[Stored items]
-*-*-
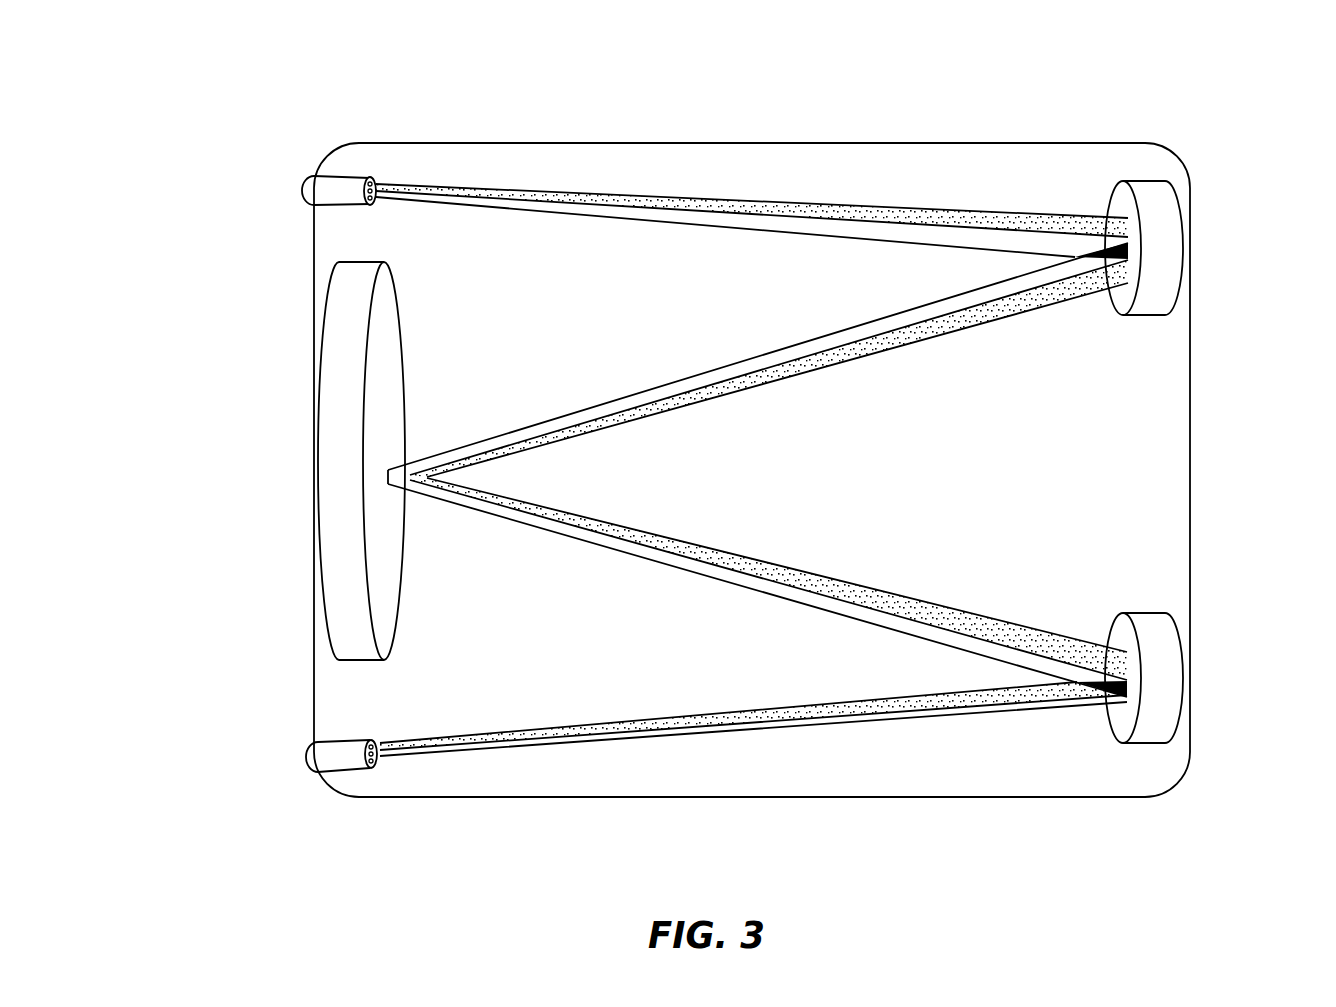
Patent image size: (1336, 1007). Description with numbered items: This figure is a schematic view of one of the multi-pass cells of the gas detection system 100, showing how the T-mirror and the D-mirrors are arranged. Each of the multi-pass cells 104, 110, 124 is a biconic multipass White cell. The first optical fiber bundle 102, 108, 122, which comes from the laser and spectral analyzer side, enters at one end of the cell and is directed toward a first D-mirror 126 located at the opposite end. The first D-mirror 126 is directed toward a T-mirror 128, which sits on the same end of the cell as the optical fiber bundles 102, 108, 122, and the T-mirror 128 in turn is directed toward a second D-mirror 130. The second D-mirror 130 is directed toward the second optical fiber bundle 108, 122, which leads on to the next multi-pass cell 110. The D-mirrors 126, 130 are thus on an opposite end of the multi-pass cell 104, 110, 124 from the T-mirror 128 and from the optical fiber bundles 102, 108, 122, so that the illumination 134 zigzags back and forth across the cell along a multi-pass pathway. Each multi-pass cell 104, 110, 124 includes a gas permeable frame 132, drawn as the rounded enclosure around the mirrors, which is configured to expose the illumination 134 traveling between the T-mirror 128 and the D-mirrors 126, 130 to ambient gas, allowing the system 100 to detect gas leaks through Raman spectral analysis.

The gas detection system 100 is at (143, 92).
The first optical fiber bundle 102 is at (310, 767).
The first multi-pass cell 104 is at (1253, 70).
The second optical fiber bundle 108 is at (310, 181).
The second multi-pass cell 110 is at (706, 457).
The optical fiber bundle 122 is at (317, 163).
The multi-pass cell 124 is at (706, 457).
The first D-mirror 126 is at (1175, 683).
The T-mirror 128 is at (333, 487).
The second D-mirror 130 is at (1175, 255).
The gas permeable frame 132 is at (1070, 797).
The illumination 134 is at (852, 593).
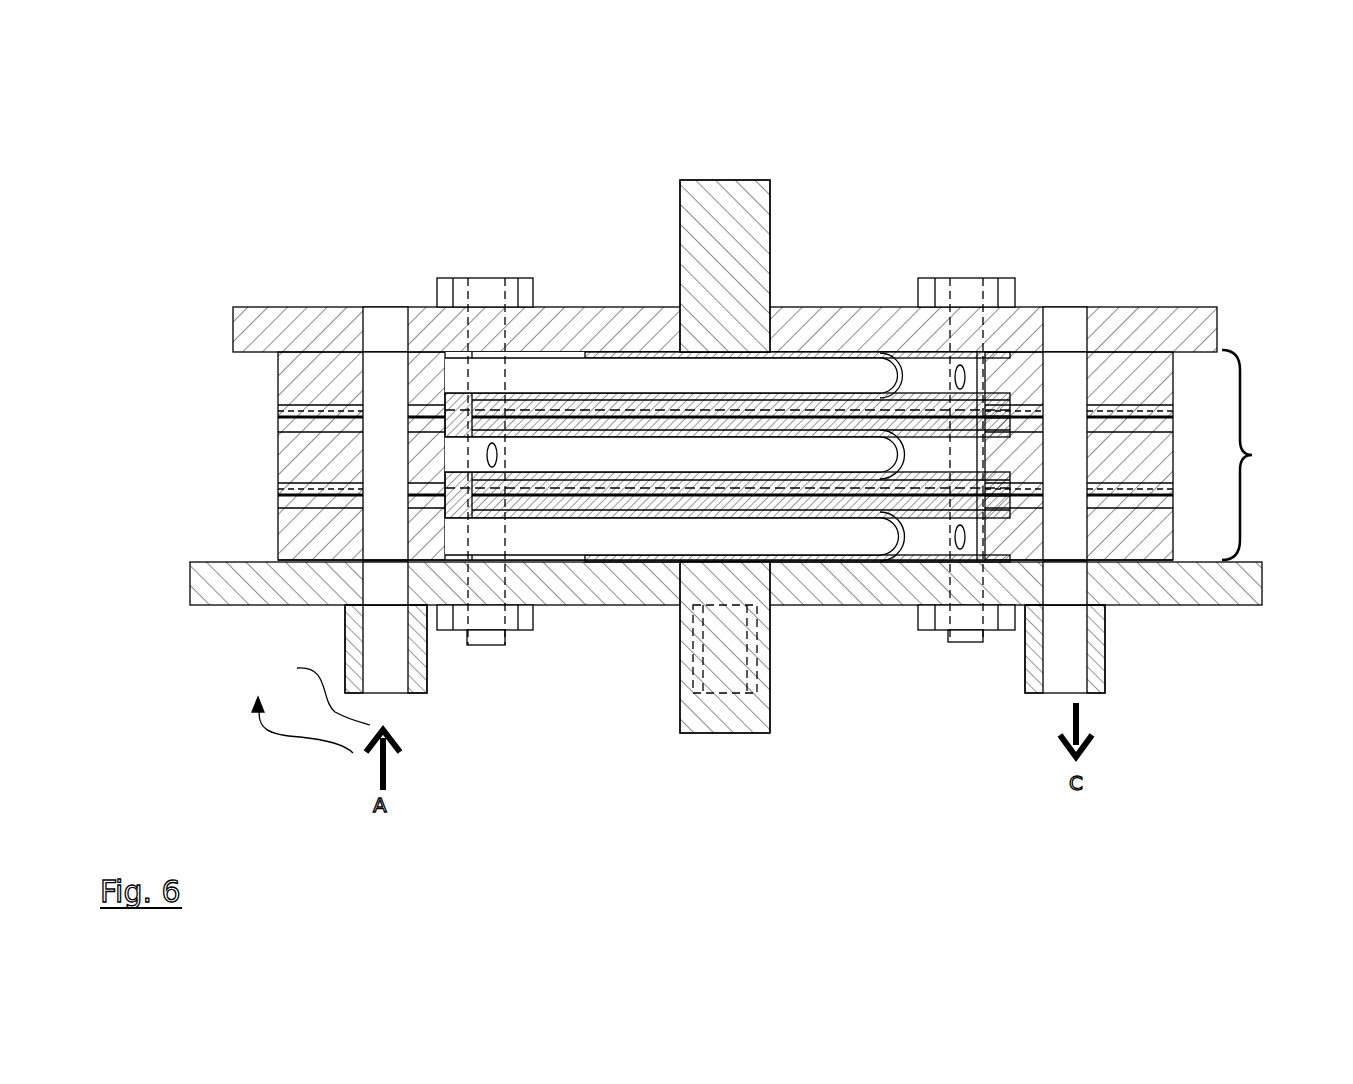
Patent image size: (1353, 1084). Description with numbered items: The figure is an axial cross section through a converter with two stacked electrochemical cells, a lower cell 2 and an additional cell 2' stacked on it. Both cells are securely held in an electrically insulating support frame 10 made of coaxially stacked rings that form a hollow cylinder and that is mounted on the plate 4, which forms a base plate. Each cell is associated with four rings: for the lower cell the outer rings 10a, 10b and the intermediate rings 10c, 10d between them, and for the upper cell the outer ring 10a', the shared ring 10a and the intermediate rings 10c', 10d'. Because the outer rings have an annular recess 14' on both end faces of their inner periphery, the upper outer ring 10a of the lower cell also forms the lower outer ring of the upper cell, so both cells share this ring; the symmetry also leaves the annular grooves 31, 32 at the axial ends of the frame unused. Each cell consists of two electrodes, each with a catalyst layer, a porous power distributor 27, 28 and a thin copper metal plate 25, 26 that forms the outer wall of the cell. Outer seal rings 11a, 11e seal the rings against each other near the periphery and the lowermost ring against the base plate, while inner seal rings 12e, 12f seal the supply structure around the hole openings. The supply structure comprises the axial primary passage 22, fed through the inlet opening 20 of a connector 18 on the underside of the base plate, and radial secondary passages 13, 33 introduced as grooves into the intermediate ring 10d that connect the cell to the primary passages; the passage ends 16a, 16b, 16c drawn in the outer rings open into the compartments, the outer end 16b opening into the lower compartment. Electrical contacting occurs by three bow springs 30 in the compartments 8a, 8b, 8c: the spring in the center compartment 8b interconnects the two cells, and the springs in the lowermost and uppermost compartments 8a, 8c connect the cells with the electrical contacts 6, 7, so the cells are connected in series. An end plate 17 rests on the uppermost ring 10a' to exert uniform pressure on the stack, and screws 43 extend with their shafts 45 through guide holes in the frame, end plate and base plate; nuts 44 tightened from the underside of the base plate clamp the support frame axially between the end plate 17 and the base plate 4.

The cell 2 is at (726, 521).
The additional cell 2' is at (905, 292).
The plate 4 is at (226, 582).
The electrical contact 6 is at (658, 202).
The electrical contact 7 is at (727, 713).
The compartment 8a is at (722, 515).
The compartment 8b is at (570, 447).
The compartment 8c is at (558, 377).
The support frame 10 is at (788, 455).
The outer ring 10a is at (649, 451).
The outer ring 10a' is at (660, 365).
The outer ring 10b is at (278, 528).
The intermediate ring 10c is at (649, 473).
The intermediate ring 10c' is at (660, 389).
The intermediate ring 10d is at (647, 500).
The intermediate ring 10d' is at (660, 414).
The outer seal ring 11a is at (318, 560).
The outer seal ring 11e is at (310, 415).
The inner seal ring 12e is at (343, 480).
The inner seal ring 12f is at (415, 500).
The secondary passage 13 is at (425, 500).
The annular recess 14' is at (455, 290).
The hole 16a is at (495, 443).
The outer end 16b is at (950, 545).
The hole 16c is at (960, 365).
The end plate 17 is at (1143, 320).
The connector 18 is at (293, 729).
The inlet opening 20 is at (317, 726).
The primary passage 22 is at (244, 697).
The metal plate 25 is at (683, 400).
The metal plate 26 is at (802, 430).
The power distributor 27 is at (718, 420).
The power distributor 28 is at (768, 427).
The bow spring 30 is at (826, 515).
The annular groove 31 is at (1012, 525).
The annular groove 32 is at (1010, 330).
The secondary passage 33 is at (1040, 500).
The screw 43 is at (480, 278).
The nut 44 is at (533, 608).
The shaft 45 is at (505, 645).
-*-*-
* **PROBLEM DESCRIPTION**
Every entry above should be written out again verbatim, with no pictures included.

* **WRITTEN SOLUTION**
Patent image size: (1336, 1007). Description with numbered items: This figure is a schematic view of one of the multi-pass cells of the gas detection system 100, showing how the T-mirror and the D-mirrors are arranged. Each of the multi-pass cells 104, 110, 124 is a biconic multipass White cell. The first optical fiber bundle 102, 108, 122, which comes from the laser and spectral analyzer side, enters at one end of the cell and is directed toward a first D-mirror 126 located at the opposite end. The first D-mirror 126 is directed toward a T-mirror 128, which sits on the same end of the cell as the optical fiber bundles 102, 108, 122, and the T-mirror 128 in turn is directed toward a second D-mirror 130. The second D-mirror 130 is directed toward the second optical fiber bundle 108, 122, which leads on to the next multi-pass cell 110. The D-mirrors 126, 130 are thus on an opposite end of the multi-pass cell 104, 110, 124 from the T-mirror 128 and from the optical fiber bundles 102, 108, 122, so that the illumination 134 zigzags back and forth across the cell along a multi-pass pathway. Each multi-pass cell 104, 110, 124 includes a gas permeable frame 132, drawn as the rounded enclosure around the mirrors, which is configured to expose the illumination 134 traveling between the T-mirror 128 and the D-mirrors 126, 130 to ambient gas, allowing the system 100 to detect gas leaks through Raman spectral analysis.

The gas detection system 100 is at (143, 92).
The first optical fiber bundle 102 is at (310, 767).
The first multi-pass cell 104 is at (1253, 70).
The second optical fiber bundle 108 is at (310, 181).
The second multi-pass cell 110 is at (706, 457).
The optical fiber bundle 122 is at (317, 163).
The multi-pass cell 124 is at (706, 457).
The first D-mirror 126 is at (1175, 683).
The T-mirror 128 is at (333, 487).
The second D-mirror 130 is at (1175, 255).
The gas permeable frame 132 is at (1070, 797).
The illumination 134 is at (852, 593).
Patent image size: (1353, 1084). Description with numbered items: The figure is an axial cross section through a converter with two stacked electrochemical cells, a lower cell 2 and an additional cell 2' stacked on it. Both cells are securely held in an electrically insulating support frame 10 made of coaxially stacked rings that form a hollow cylinder and that is mounted on the plate 4, which forms a base plate. Each cell is associated with four rings: for the lower cell the outer rings 10a, 10b and the intermediate rings 10c, 10d between them, and for the upper cell the outer ring 10a', the shared ring 10a and the intermediate rings 10c', 10d'. Because the outer rings have an annular recess 14' on both end faces of their inner periphery, the upper outer ring 10a of the lower cell also forms the lower outer ring of the upper cell, so both cells share this ring; the symmetry also leaves the annular grooves 31, 32 at the axial ends of the frame unused. Each cell consists of two electrodes, each with a catalyst layer, a porous power distributor 27, 28 and a thin copper metal plate 25, 26 that forms the outer wall of the cell. Outer seal rings 11a, 11e seal the rings against each other near the periphery and the lowermost ring against the base plate, while inner seal rings 12e, 12f seal the supply structure around the hole openings. The supply structure comprises the axial primary passage 22, fed through the inlet opening 20 of a connector 18 on the underside of the base plate, and radial secondary passages 13, 33 introduced as grooves into the intermediate ring 10d that connect the cell to the primary passages; the passage ends 16a, 16b, 16c drawn in the outer rings open into the compartments, the outer end 16b opening into the lower compartment. Electrical contacting occurs by three bow springs 30 in the compartments 8a, 8b, 8c: the spring in the center compartment 8b interconnects the two cells, and the springs in the lowermost and uppermost compartments 8a, 8c connect the cells with the electrical contacts 6, 7, so the cells are connected in series. An end plate 17 rests on the uppermost ring 10a' to exert uniform pressure on the stack, and screws 43 extend with their shafts 45 through guide holes in the frame, end plate and base plate; nuts 44 tightened from the underside of the base plate clamp the support frame axially between the end plate 17 and the base plate 4.

The cell 2 is at (726, 521).
The additional cell 2' is at (905, 292).
The plate 4 is at (226, 582).
The electrical contact 6 is at (658, 202).
The electrical contact 7 is at (727, 713).
The compartment 8a is at (722, 515).
The compartment 8b is at (570, 447).
The compartment 8c is at (558, 377).
The support frame 10 is at (788, 455).
The outer ring 10a is at (649, 451).
The outer ring 10a' is at (660, 365).
The outer ring 10b is at (278, 528).
The intermediate ring 10c is at (649, 473).
The intermediate ring 10c' is at (660, 389).
The intermediate ring 10d is at (647, 500).
The intermediate ring 10d' is at (660, 414).
The outer seal ring 11a is at (318, 560).
The outer seal ring 11e is at (310, 415).
The inner seal ring 12e is at (343, 480).
The inner seal ring 12f is at (415, 500).
The secondary passage 13 is at (425, 500).
The annular recess 14' is at (455, 290).
The hole 16a is at (495, 443).
The outer end 16b is at (950, 545).
The hole 16c is at (960, 365).
The end plate 17 is at (1143, 320).
The connector 18 is at (293, 729).
The inlet opening 20 is at (317, 726).
The primary passage 22 is at (244, 697).
The metal plate 25 is at (683, 400).
The metal plate 26 is at (802, 430).
The power distributor 27 is at (718, 420).
The power distributor 28 is at (768, 427).
The bow spring 30 is at (826, 515).
The annular groove 31 is at (1012, 525).
The annular groove 32 is at (1010, 330).
The secondary passage 33 is at (1040, 500).
The screw 43 is at (480, 278).
The nut 44 is at (533, 608).
The shaft 45 is at (505, 645).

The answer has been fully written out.